#### [Problem description]
Repeat each record below exactly as given.

#### [Listed entries]
• • • • •
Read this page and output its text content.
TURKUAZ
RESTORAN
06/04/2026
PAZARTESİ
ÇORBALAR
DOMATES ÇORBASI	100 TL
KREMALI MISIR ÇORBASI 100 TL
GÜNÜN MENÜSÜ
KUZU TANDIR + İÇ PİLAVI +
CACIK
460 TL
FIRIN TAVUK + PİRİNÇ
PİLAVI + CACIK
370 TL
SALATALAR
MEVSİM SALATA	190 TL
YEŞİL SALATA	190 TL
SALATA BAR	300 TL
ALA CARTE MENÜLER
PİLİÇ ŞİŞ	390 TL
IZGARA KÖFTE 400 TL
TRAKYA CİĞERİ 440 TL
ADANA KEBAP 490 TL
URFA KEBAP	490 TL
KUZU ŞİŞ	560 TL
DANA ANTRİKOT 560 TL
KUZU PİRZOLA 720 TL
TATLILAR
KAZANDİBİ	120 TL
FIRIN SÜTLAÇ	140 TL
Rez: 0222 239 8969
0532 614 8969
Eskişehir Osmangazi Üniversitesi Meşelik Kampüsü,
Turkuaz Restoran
• • • • •
#### [In response]
Read this page and output its text content.
TURKUAZ
RESTORAN
06/04/2026
PAZARTESİ
ÇORBALAR
DOMATES ÇORBASI	100 TL
KREMALI MISIR ÇORBASI 100 TL
GÜNÜN MENÜSÜ
KUZU TANDIR + İÇ PİLAVI +
CACIK
460 TL
FIRIN TAVUK + PİRİNÇ
PİLAVI + CACIK
370 TL
SALATALAR
MEVSİM SALATA	190 TL
YEŞİL SALATA	190 TL
SALATA BAR	300 TL
ALA CARTE MENÜLER
PİLİÇ ŞİŞ	390 TL
IZGARA KÖFTE 400 TL
TRAKYA CİĞERİ 440 TL
ADANA KEBAP 490 TL
URFA KEBAP	490 TL
KUZU ŞİŞ	560 TL
DANA ANTRİKOT 560 TL
KUZU PİRZOLA 720 TL
TATLILAR
KAZANDİBİ	120 TL
FIRIN SÜTLAÇ	140 TL
Rez: 0222 239 8969
0532 614 8969
Eskişehir Osmangazi Üniversitesi Meşelik Kampüsü,
Turkuaz Restoran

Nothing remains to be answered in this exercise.